_What to produce_:
For the material that follows, list every line containing the word "inscricoes".

_Data for processing_:
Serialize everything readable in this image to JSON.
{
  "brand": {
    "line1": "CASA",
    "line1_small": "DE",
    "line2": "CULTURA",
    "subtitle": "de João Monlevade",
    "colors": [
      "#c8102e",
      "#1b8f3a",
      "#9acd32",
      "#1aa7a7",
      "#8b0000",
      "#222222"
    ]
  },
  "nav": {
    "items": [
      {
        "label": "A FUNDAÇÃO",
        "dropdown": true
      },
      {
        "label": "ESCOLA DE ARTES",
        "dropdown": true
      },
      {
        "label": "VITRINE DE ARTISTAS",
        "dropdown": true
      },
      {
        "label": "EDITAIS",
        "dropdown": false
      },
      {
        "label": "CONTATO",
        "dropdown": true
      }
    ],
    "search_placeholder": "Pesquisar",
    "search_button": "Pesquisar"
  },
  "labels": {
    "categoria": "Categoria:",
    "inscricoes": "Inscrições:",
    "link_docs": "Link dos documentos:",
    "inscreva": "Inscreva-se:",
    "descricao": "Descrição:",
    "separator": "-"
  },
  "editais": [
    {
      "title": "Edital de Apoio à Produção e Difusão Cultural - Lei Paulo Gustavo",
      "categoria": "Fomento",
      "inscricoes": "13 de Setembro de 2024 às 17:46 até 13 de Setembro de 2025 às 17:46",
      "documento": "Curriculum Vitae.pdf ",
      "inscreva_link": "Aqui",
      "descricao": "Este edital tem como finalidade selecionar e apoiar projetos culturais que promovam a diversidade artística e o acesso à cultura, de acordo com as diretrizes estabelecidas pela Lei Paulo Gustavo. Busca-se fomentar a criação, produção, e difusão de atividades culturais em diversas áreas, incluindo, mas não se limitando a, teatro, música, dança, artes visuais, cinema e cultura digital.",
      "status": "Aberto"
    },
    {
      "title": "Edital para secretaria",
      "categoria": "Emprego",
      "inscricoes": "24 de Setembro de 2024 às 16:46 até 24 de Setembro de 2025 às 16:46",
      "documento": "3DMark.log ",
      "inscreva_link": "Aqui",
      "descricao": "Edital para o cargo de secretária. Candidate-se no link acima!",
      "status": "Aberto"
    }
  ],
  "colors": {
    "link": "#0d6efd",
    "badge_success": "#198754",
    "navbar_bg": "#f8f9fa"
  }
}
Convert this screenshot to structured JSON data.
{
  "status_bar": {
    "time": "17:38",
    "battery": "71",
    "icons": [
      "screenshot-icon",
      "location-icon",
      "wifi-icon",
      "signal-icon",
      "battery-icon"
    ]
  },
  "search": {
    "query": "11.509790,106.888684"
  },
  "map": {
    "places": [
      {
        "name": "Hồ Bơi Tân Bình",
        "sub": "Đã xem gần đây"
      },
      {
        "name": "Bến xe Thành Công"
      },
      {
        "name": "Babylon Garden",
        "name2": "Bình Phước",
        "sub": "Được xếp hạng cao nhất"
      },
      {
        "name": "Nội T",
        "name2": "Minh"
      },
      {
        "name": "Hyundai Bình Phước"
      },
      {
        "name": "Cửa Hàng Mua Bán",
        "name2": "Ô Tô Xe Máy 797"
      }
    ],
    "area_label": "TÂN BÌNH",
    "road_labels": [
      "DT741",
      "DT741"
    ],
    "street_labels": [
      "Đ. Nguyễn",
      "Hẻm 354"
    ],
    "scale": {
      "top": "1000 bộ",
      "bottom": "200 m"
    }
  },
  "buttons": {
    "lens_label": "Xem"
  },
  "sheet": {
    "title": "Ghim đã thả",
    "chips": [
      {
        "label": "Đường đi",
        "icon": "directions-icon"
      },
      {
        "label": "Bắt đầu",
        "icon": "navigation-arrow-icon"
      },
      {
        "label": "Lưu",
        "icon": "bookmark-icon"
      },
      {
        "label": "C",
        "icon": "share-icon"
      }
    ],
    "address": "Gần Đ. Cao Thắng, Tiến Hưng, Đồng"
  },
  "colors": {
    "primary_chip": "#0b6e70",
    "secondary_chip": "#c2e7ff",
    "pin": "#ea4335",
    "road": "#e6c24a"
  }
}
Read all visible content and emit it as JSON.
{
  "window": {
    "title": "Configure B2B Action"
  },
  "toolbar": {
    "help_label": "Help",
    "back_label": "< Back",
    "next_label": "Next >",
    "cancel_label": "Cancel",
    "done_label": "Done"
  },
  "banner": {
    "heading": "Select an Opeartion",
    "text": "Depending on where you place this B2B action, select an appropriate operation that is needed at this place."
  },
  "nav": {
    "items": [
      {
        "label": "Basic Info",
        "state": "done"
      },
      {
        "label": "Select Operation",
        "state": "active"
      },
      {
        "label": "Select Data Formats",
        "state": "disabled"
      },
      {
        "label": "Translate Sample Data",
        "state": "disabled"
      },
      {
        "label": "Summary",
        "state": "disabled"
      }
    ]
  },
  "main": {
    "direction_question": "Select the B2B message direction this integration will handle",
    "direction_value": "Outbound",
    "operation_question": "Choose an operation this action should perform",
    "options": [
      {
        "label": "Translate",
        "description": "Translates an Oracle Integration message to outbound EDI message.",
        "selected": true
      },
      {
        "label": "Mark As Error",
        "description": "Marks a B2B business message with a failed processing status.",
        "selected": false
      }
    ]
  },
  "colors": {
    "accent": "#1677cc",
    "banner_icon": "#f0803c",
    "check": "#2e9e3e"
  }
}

_Expected answer_:
    "inscricoes": "Inscrições:",
      "inscricoes": "13 de Setembro de 2024 às 17:46 até 13 de Setembro de 2025 às 17:46",
      "inscricoes": "24 de Setembro de 2024 às 16:46 até 24 de Setembro de 2025 às 16:46",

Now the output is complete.